Description of the task:
Could you swap "map-title" for "plot-title" in the lines from the first one up to and including the line with "nws-logo: NATIONAL WEATHER", leaving everything else as it is and returning only those lines?

Data records:
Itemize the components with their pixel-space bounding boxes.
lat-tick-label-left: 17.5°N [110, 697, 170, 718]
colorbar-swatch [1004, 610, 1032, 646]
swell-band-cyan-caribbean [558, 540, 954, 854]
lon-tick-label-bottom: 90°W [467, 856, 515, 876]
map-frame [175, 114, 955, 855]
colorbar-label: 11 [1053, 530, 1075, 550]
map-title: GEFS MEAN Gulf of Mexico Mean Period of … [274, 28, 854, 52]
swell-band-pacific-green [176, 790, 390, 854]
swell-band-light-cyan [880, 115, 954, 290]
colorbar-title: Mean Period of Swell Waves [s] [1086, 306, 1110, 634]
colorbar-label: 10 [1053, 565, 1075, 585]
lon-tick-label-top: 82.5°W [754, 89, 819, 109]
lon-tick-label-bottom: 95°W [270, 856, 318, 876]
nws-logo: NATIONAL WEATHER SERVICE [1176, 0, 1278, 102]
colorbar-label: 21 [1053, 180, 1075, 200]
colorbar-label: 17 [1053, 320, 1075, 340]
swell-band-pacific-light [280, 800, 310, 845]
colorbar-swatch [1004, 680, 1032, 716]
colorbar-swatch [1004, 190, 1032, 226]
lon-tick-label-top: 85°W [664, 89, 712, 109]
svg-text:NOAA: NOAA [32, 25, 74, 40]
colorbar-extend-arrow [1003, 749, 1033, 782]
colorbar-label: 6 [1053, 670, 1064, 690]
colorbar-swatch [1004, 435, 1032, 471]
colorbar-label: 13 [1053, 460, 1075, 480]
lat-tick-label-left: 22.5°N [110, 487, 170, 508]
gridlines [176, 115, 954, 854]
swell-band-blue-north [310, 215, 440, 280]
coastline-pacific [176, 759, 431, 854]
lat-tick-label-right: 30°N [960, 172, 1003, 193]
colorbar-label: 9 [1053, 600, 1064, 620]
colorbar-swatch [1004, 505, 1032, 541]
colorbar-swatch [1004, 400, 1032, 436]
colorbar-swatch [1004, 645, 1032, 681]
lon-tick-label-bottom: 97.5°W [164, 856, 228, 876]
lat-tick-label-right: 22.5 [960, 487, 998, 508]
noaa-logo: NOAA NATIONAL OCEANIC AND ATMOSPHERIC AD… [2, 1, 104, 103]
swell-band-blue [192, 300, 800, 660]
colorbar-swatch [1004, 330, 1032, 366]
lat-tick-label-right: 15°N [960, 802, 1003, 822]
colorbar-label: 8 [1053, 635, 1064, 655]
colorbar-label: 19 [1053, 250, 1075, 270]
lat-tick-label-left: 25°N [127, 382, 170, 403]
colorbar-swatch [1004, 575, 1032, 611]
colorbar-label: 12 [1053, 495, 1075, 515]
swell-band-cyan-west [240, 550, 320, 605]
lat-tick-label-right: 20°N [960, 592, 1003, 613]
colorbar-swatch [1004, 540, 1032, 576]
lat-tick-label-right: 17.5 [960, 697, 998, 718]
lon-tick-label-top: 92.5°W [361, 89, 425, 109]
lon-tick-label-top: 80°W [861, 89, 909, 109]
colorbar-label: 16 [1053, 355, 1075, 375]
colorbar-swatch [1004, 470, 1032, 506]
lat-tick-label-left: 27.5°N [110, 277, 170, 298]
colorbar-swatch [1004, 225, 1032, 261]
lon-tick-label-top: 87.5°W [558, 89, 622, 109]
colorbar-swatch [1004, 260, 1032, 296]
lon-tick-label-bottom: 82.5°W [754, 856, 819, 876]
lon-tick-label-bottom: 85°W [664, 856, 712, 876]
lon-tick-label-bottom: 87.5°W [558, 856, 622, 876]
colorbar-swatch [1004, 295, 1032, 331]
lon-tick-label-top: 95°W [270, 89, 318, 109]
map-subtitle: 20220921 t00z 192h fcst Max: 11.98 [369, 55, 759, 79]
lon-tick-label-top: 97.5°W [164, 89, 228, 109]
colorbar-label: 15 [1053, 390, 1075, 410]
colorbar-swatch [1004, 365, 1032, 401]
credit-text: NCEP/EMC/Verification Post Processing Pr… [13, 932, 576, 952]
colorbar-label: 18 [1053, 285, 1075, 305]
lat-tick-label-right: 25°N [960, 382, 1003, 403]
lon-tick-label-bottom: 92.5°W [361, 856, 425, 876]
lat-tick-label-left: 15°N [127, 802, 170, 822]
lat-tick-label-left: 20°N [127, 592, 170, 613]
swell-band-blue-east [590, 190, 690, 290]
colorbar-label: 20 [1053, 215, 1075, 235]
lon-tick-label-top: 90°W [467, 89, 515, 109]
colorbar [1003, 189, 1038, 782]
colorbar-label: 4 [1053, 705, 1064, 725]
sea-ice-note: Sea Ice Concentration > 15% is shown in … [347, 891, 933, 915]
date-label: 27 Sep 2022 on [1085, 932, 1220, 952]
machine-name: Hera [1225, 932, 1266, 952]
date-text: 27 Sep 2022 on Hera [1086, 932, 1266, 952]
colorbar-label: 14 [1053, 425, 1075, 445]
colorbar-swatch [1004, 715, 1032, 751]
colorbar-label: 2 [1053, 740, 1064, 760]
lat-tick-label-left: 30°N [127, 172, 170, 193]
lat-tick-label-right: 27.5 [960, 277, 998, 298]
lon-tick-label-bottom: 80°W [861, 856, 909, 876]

Response to this exercise:
Itemize the components with their pixel-space bounding boxes.
lat-tick-label-left: 17.5°N [110, 697, 170, 718]
colorbar-swatch [1004, 610, 1032, 646]
swell-band-cyan-caribbean [558, 540, 954, 854]
lon-tick-label-bottom: 90°W [467, 856, 515, 876]
map-frame [175, 114, 955, 855]
colorbar-label: 11 [1053, 530, 1075, 550]
plot-title: GEFS MEAN Gulf of Mexico Mean Period of … [274, 28, 854, 52]
swell-band-pacific-green [176, 790, 390, 854]
swell-band-light-cyan [880, 115, 954, 290]
colorbar-title: Mean Period of Swell Waves [s] [1086, 306, 1110, 634]
colorbar-label: 10 [1053, 565, 1075, 585]
lon-tick-label-top: 82.5°W [754, 89, 819, 109]
lon-tick-label-bottom: 95°W [270, 856, 318, 876]
nws-logo: NATIONAL WEATHER SERVICE [1176, 0, 1278, 102]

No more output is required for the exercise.